**Extracted material:**
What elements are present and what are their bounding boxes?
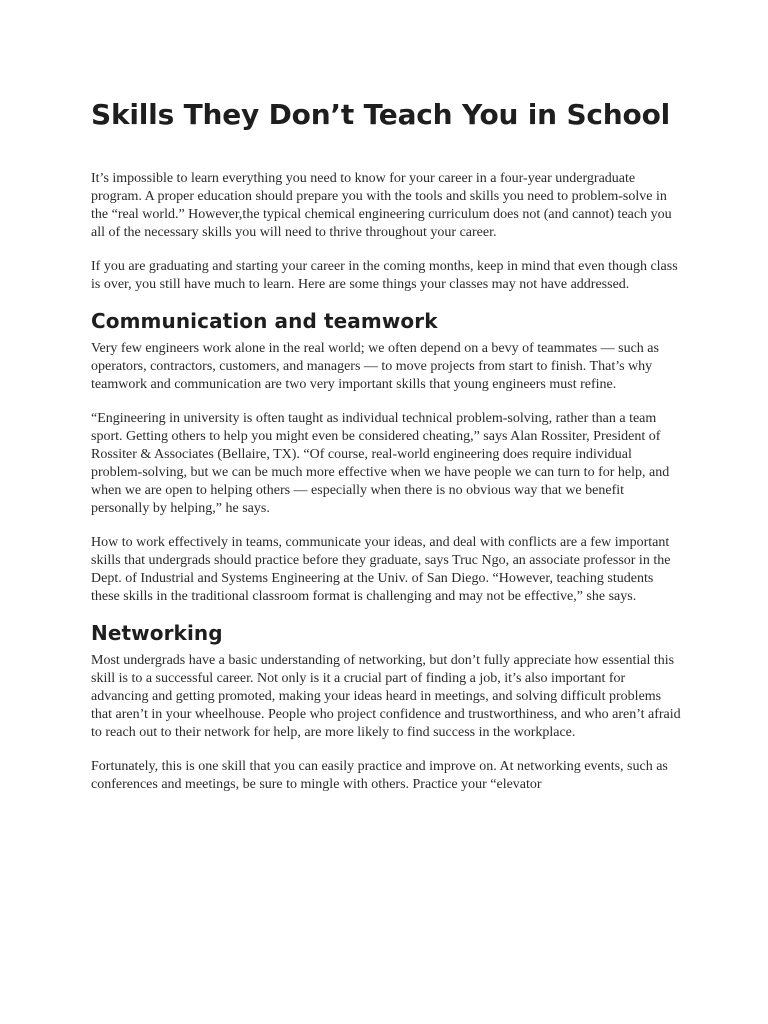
networking-paragraph-2: Fortunately, this is one skill that you can easily practice and improve on. At networking events, such as conferences and meetings, be sure to mingle with others. Practice your “elevator bbox=[91, 759, 668, 792]
communication-paragraph-2: “Engineering in university is often taught as individual technical problem-solving, rather than a team sport. Getting others to help you might even be considered cheating,” says Alan Rossiter, President of Rossiter & Associates (Bellaire, TX). “Of course, real-world engineering does require individual problem-solving, but we can be much more effective when we have people we can turn to for help, and when we are open to helping others — especially when there is no obvious way that we benefit personally by helping,” he says. bbox=[91, 411, 670, 516]
section-heading-networking: Networking bbox=[91, 621, 223, 645]
article-title: Skills They Don’t Teach You in School bbox=[91, 98, 671, 131]
networking-paragraph-1: Most undergrads have a basic understanding of networking, but don’t fully appreciate how essential this skill is to a successful career. Not only is it a crucial part of finding a job, it’s also important for advancing and getting promoted, making your ideas heard in meetings, and solving difficult problems that aren’t in your wheelhouse. People who project confidence and trustworthiness, and who aren’t afraid to reach out to their network for help, are more likely to find success in the workplace. bbox=[91, 653, 681, 740]
communication-paragraph-1: Very few engineers work alone in the real world; we often depend on a bevy of teammates — such as operators, contractors, customers, and managers — to move projects from start to finish. That’s why teamwork and communication are two very important skills that young engineers must refine. bbox=[91, 341, 659, 392]
communication-paragraph-3: How to work effectively in teams, communicate your ideas, and deal with conflicts are a few important skills that undergrads should practice before they graduate, says Truc Ngo, an associate professor in the Dept. of Industrial and Systems Engineering at the Univ. of San Diego. “However, teaching students these skills in the traditional classroom format is challenging and may not be effective,” she says. bbox=[91, 535, 671, 604]
intro-paragraph-2: If you are graduating and starting your career in the coming months, keep in mind that even though class is over, you still have much to learn. Here are some things your classes may not have addressed. bbox=[91, 259, 678, 292]
section-heading-communication: Communication and teamwork bbox=[91, 309, 438, 333]
intro-paragraph-1: It’s impossible to learn everything you need to know for your career in a four-year undergraduate program. A proper education should prepare you with the tools and skills you need to problem-solve in the “real world.” However,the typical chemical engineering curriculum does not (and cannot) teach you all of the necessary skills you will need to thrive throughout your career. bbox=[91, 171, 672, 240]
document-page bbox=[91, 0, 681, 794]
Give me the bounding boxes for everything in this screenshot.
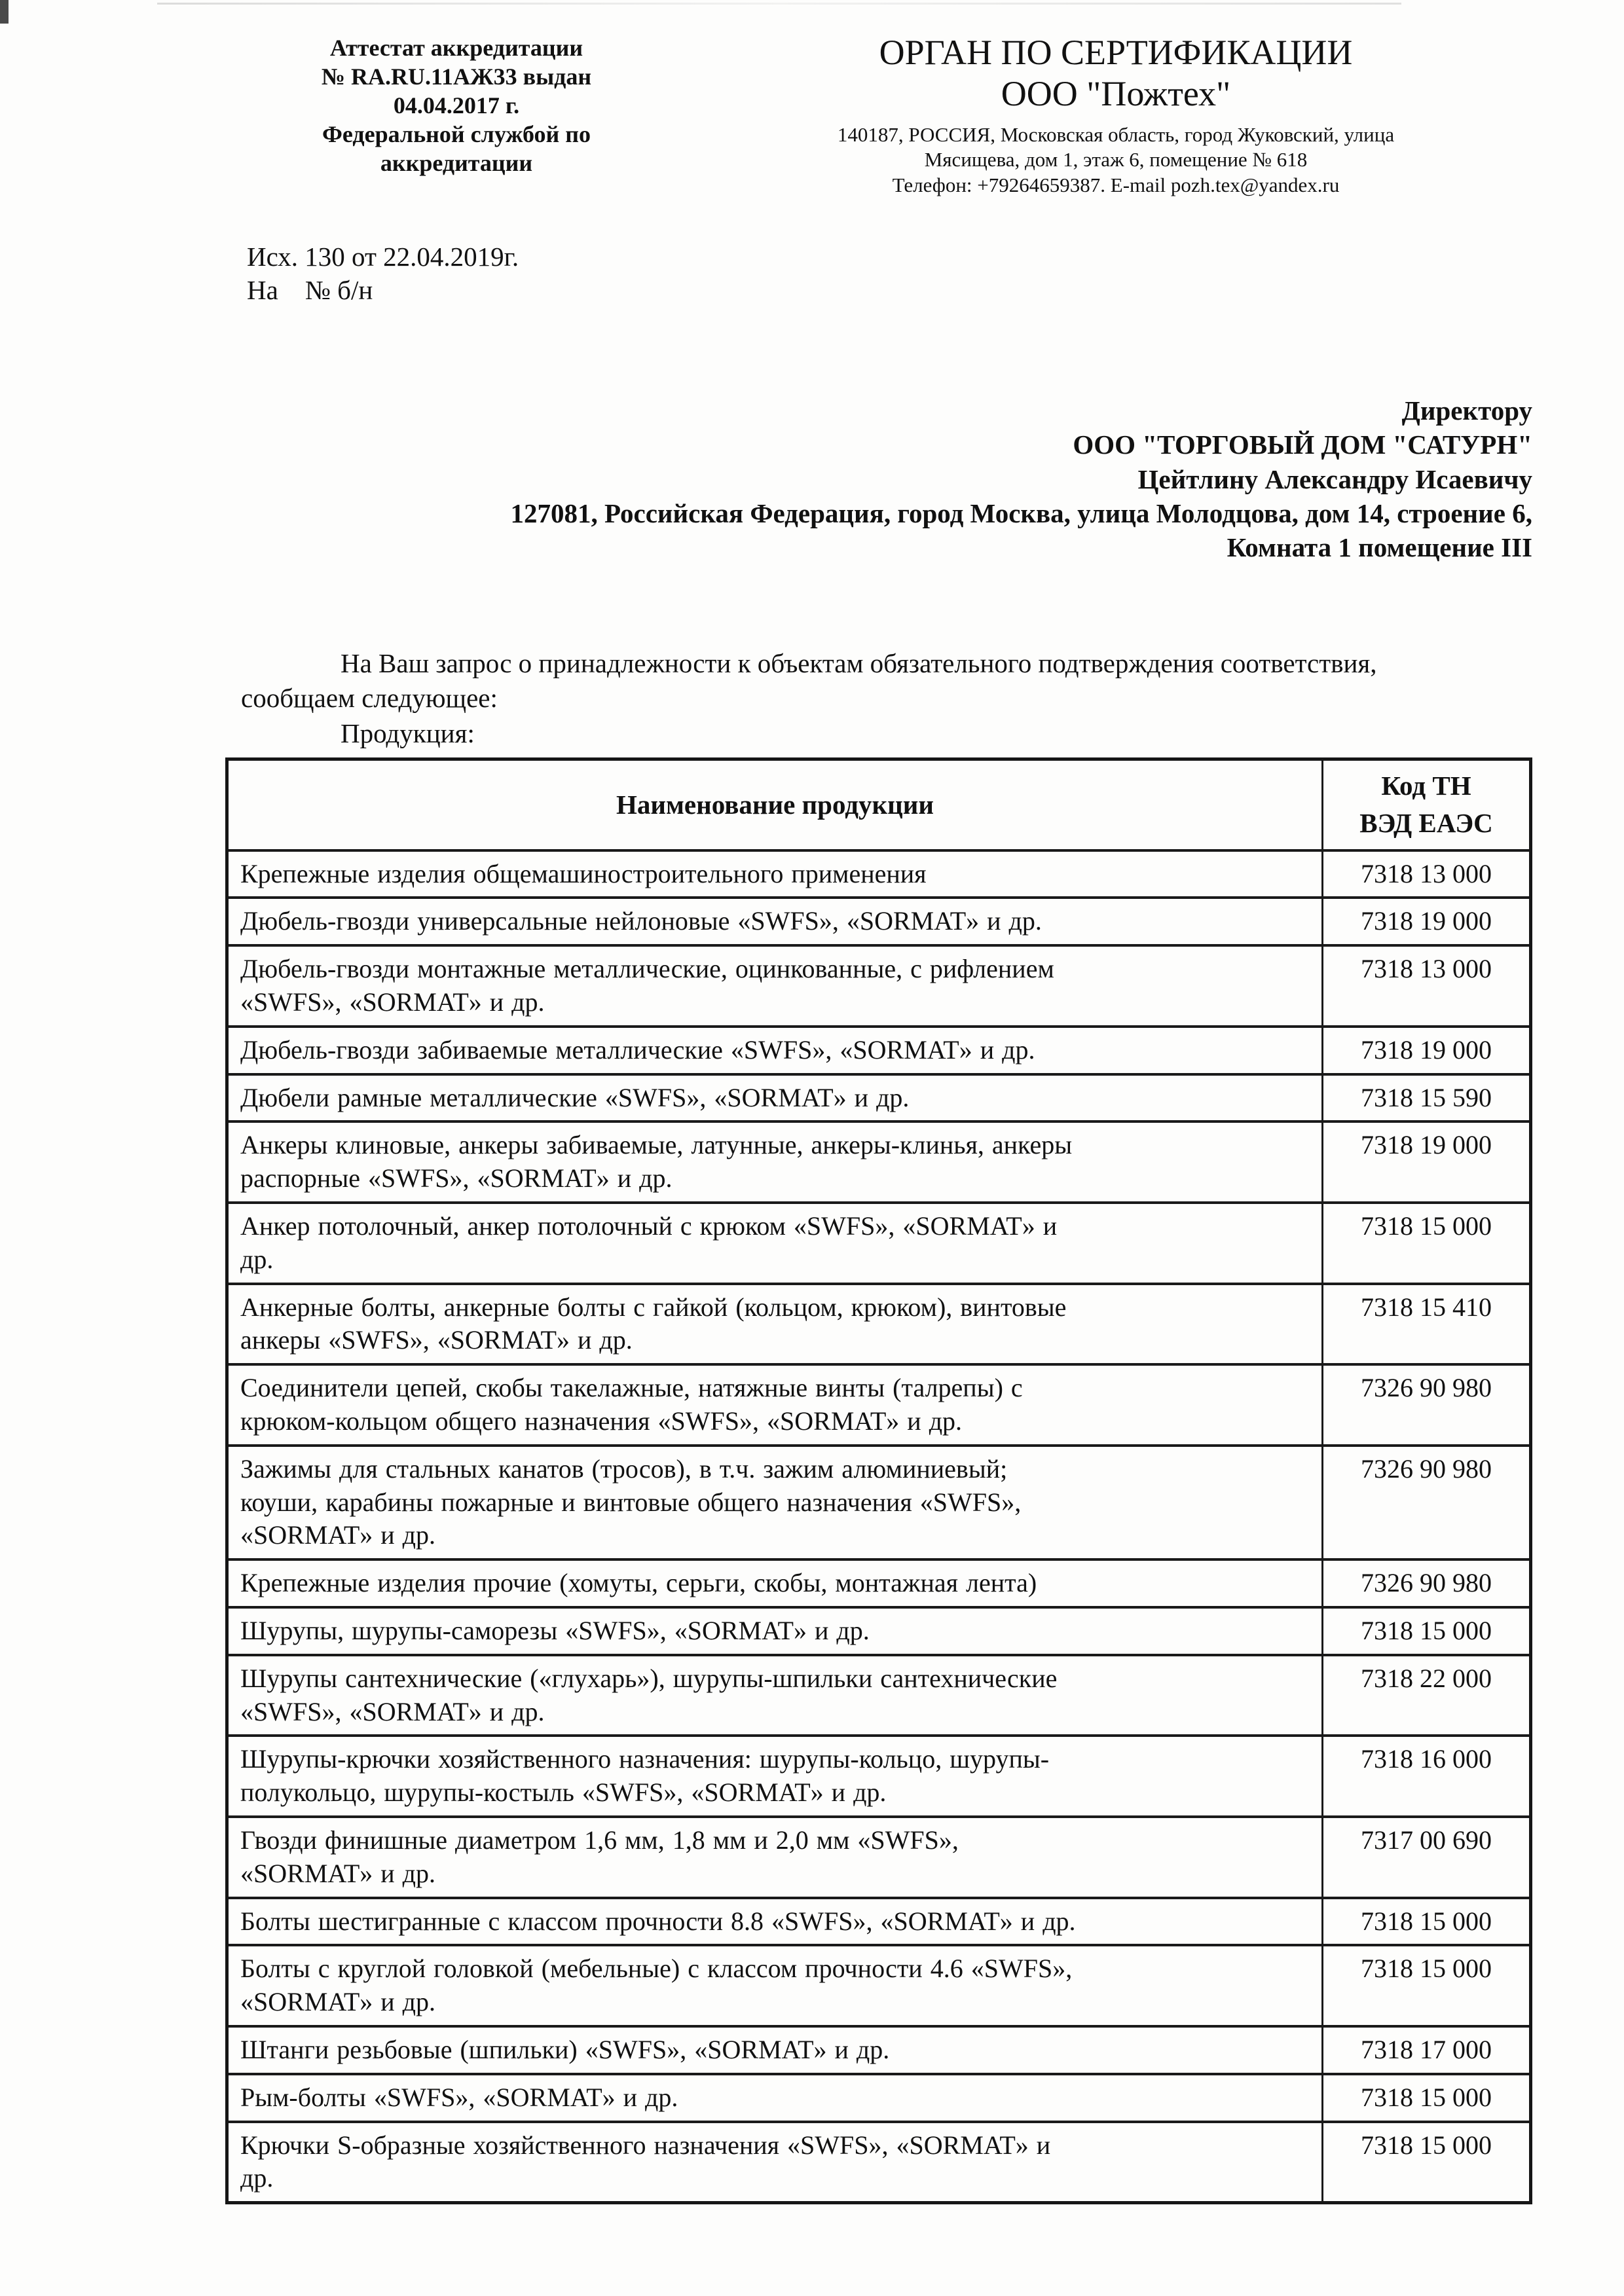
table-row <box>227 1607 1531 1655</box>
letter-body <box>241 646 1532 751</box>
product-name-cell: Дюбель-гвозди универсальные нейлоновые «SWFS», «SORMAT» и др. <box>227 898 1323 945</box>
table-row <box>227 1559 1531 1607</box>
table-row <box>227 1203 1531 1284</box>
request-paragraph-line2: сообщаем следующее: <box>241 683 498 714</box>
table-row <box>227 2074 1531 2122</box>
outgoing-ref-line: Исх. 130 от 22.04.2019г. <box>247 241 519 272</box>
products-label: Продукция: <box>341 718 475 748</box>
product-name-cell: Рым-болты «SWFS», «SORMAT» и др. <box>227 2074 1323 2122</box>
column-header-tnved-code: Код ТН ВЭД ЕАЭС <box>1323 759 1531 850</box>
product-code-cell: 7318 15 000 <box>1323 1898 1531 1946</box>
table-row <box>227 898 1531 945</box>
table-row <box>227 945 1531 1027</box>
product-code-cell: 7318 19 000 <box>1323 898 1531 945</box>
product-name-cell: Болты шестигранные с классом прочности 8.8 «SWFS», «SORMAT» и др. <box>227 1898 1323 1946</box>
product-table-body <box>227 850 1531 2203</box>
table-row <box>227 1817 1531 1898</box>
org-name: ООО "Пожтех" <box>1001 73 1231 113</box>
product-code-cell: 7318 15 000 <box>1323 1945 1531 2026</box>
product-code-cell: 7318 19 000 <box>1323 1027 1531 1074</box>
product-code-cell: 7326 90 980 <box>1323 1446 1531 1559</box>
product-name-cell: Крепежные изделия прочие (хомуты, серьги, скобы, монтажная лента) <box>227 1559 1323 1607</box>
scan-artifact-streak <box>157 3 1401 5</box>
product-code-cell: 7318 15 000 <box>1323 1607 1531 1655</box>
table-row <box>227 1446 1531 1559</box>
org-address: 140187, РОССИЯ, Московская область, город Жуковский, улица Мясищева, дом 1, этаж 6, помещение № 618 <box>837 123 1395 171</box>
table-row <box>227 1121 1531 1203</box>
product-code-cell: 7318 15 000 <box>1323 2122 1531 2203</box>
product-code-table <box>225 757 1532 2204</box>
product-code-cell: 7318 13 000 <box>1323 850 1531 898</box>
table-row <box>227 1736 1531 1817</box>
table-row <box>227 1284 1531 1365</box>
product-code-cell: 7318 17 000 <box>1323 2026 1531 2074</box>
product-name-cell: Анкерные болты, анкерные болты с гайкой (кольцом, крюком), винтовые анкеры «SWFS», «SORMAT» и др. <box>227 1284 1323 1365</box>
table-row <box>227 1655 1531 1736</box>
product-name-cell: Шурупы, шурупы-саморезы «SWFS», «SORMAT» и др. <box>227 1607 1323 1655</box>
product-name-cell: Соединители цепей, скобы такелажные, натяжные винты (талрепы) с крюком-кольцом общего назначения «SWFS», «SORMAT» и др. <box>227 1364 1323 1446</box>
table-row <box>227 850 1531 898</box>
product-name-cell: Шурупы сантехнические («глухарь»), шурупы-шпильки сантехнические «SWFS», «SORMAT» и др. <box>227 1655 1323 1736</box>
product-name-cell: Дюбель-гвозди монтажные металлические, оцинкованные, с рифлением «SWFS», «SORMAT» и др. <box>227 945 1323 1027</box>
product-name-cell: Зажимы для стальных канатов (тросов), в т.ч. зажим алюминиевый; коуши, карабины пожарные и винтовые общего назначения «SWFS», «SORMAT» и др. <box>227 1446 1323 1559</box>
product-name-cell: Болты с круглой головкой (мебельные) с классом прочности 4.6 «SWFS», «SORMAT» и др. <box>227 1945 1323 2026</box>
product-name-cell: Крепежные изделия общемашиностроительного применения <box>227 850 1323 898</box>
table-row <box>227 1027 1531 1074</box>
addressee-block: Директору ООО "ТОРГОВЫЙ ДОМ "САТУРН" Цейтлину Александру Исаевичу 127081, Российская Федерация, город Москва, улица Молодцова, дом 14, строение 6, Комната 1 помещение III <box>510 395 1532 563</box>
scan-artifact-mark <box>0 0 9 24</box>
product-name-cell: Дюбель-гвозди забиваемые металлические «SWFS», «SORMAT» и др. <box>227 1027 1323 1074</box>
request-paragraph-line1: На Ваш запрос о принадлежности к объектам обязательного подтверждения соответствия, <box>341 647 1377 678</box>
product-code-cell: 7318 15 590 <box>1323 1074 1531 1122</box>
product-name-cell: Крючки S-образные хозяйственного назначения «SWFS», «SORMAT» и др. <box>227 2122 1323 2203</box>
org-title: ОРГАН ПО СЕРТИФИКАЦИИ <box>879 33 1353 72</box>
product-code-cell: 7318 22 000 <box>1323 1655 1531 1736</box>
table-row <box>227 1074 1531 1122</box>
column-header-product-name: Наименование продукции <box>227 759 1323 850</box>
accreditation-block: Аттестат аккредитации № RA.RU.11АЖ33 выдан 04.04.2017 г. Федеральной службой по аккредитации <box>321 35 592 176</box>
product-code-cell: 7318 16 000 <box>1323 1736 1531 1817</box>
product-name-cell: Анкеры клиновые, анкеры забиваемые, латунные, анкеры-клинья, анкеры распорные «SWFS», «SORMAT» и др. <box>227 1121 1323 1203</box>
product-code-cell: 7317 00 690 <box>1323 1817 1531 1898</box>
table-row <box>227 1364 1531 1446</box>
product-code-cell: 7318 15 410 <box>1323 1284 1531 1365</box>
product-code-cell: 7326 90 980 <box>1323 1364 1531 1446</box>
letterhead <box>0 0 1624 197</box>
product-code-cell: 7318 19 000 <box>1323 1121 1531 1203</box>
reference-block <box>247 240 1624 307</box>
product-code-cell: 7326 90 980 <box>1323 1559 1531 1607</box>
product-code-cell: 7318 13 000 <box>1323 945 1531 1027</box>
product-code-cell: 7318 15 000 <box>1323 1203 1531 1284</box>
table-row <box>227 1898 1531 1946</box>
org-contacts: Телефон: +79264659387. E-mail pozh.tex@yandex.ru <box>892 173 1340 196</box>
table-row <box>227 2026 1531 2074</box>
product-name-cell: Дюбели рамные металлические «SWFS», «SORMAT» и др. <box>227 1074 1323 1122</box>
table-row <box>227 2122 1531 2203</box>
product-code-cell: 7318 15 000 <box>1323 2074 1531 2122</box>
product-name-cell: Анкер потолочный, анкер потолочный с крюком «SWFS», «SORMAT» и др. <box>227 1203 1323 1284</box>
product-name-cell: Шурупы-крючки хозяйственного назначения: шурупы-кольцо, шурупы- полукольцо, шурупы-костыль «SWFS», «SORMAT» и др. <box>227 1736 1323 1817</box>
table-header-row <box>227 759 1531 850</box>
incoming-ref-line: На № б/н <box>247 274 373 305</box>
certification-org-block <box>698 34 1534 197</box>
product-name-cell: Гвозди финишные диаметром 1,6 мм, 1,8 мм и 2,0 мм «SWFS», «SORMAT» и др. <box>227 1817 1323 1898</box>
table-row <box>227 1945 1531 2026</box>
product-name-cell: Штанги резьбовые (шпильки) «SWFS», «SORMAT» и др. <box>227 2026 1323 2074</box>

**Direction:** Copy the entries exactly as they appear, beginning with the line that contains "table-row <box>227 1607 1531 1655</box>" and ending after the line that contains "table-row <box>227 1655 1531 1736</box>".

**Right answer:**
table-row <box>227 1607 1531 1655</box>
letter-body <box>241 646 1532 751</box>
product-name-cell: Дюбель-гвозди универсальные нейлоновые «SWFS», «SORMAT» и др. <box>227 898 1323 945</box>
table-row <box>227 1559 1531 1607</box>
table-row <box>227 1203 1531 1284</box>
request-paragraph-line2: сообщаем следующее: <box>241 683 498 714</box>
table-row <box>227 2074 1531 2122</box>
outgoing-ref-line: Исх. 130 от 22.04.2019г. <box>247 241 519 272</box>
products-label: Продукция: <box>341 718 475 748</box>
product-name-cell: Рым-болты «SWFS», «SORMAT» и др. <box>227 2074 1323 2122</box>
column-header-tnved-code: Код ТН ВЭД ЕАЭС <box>1323 759 1531 850</box>
product-code-cell: 7318 15 000 <box>1323 1898 1531 1946</box>
table-row <box>227 898 1531 945</box>
table-row <box>227 945 1531 1027</box>
product-code-cell: 7318 19 000 <box>1323 898 1531 945</box>
product-name-cell: Болты шестигранные с классом прочности 8.8 «SWFS», «SORMAT» и др. <box>227 1898 1323 1946</box>
product-table-body <box>227 850 1531 2203</box>
table-row <box>227 1817 1531 1898</box>
org-name: ООО "Пожтех" <box>1001 73 1231 113</box>
product-code-cell: 7318 15 000 <box>1323 1945 1531 2026</box>
product-code-cell: 7318 19 000 <box>1323 1027 1531 1074</box>
product-code-cell: 7326 90 980 <box>1323 1446 1531 1559</box>
product-name-cell: Крепежные изделия прочие (хомуты, серьги, скобы, монтажная лента) <box>227 1559 1323 1607</box>
scan-artifact-streak <box>157 3 1401 5</box>
product-code-cell: 7318 15 000 <box>1323 1607 1531 1655</box>
table-row <box>227 1446 1531 1559</box>
org-address: 140187, РОССИЯ, Московская область, город Жуковский, улица Мясищева, дом 1, этаж 6, помещение № 618 <box>837 123 1395 171</box>
table-row <box>227 1121 1531 1203</box>
product-code-cell: 7318 15 000 <box>1323 2122 1531 2203</box>
product-code-table <box>225 757 1532 2204</box>
product-code-cell: 7318 13 000 <box>1323 850 1531 898</box>
table-row <box>227 1736 1531 1817</box>
table-row <box>227 1284 1531 1365</box>
product-code-cell: 7318 17 000 <box>1323 2026 1531 2074</box>
product-name-cell: Анкерные болты, анкерные болты с гайкой (кольцом, крюком), винтовые анкеры «SWFS», «SORMAT» и др. <box>227 1284 1323 1365</box>
table-row <box>227 1655 1531 1736</box>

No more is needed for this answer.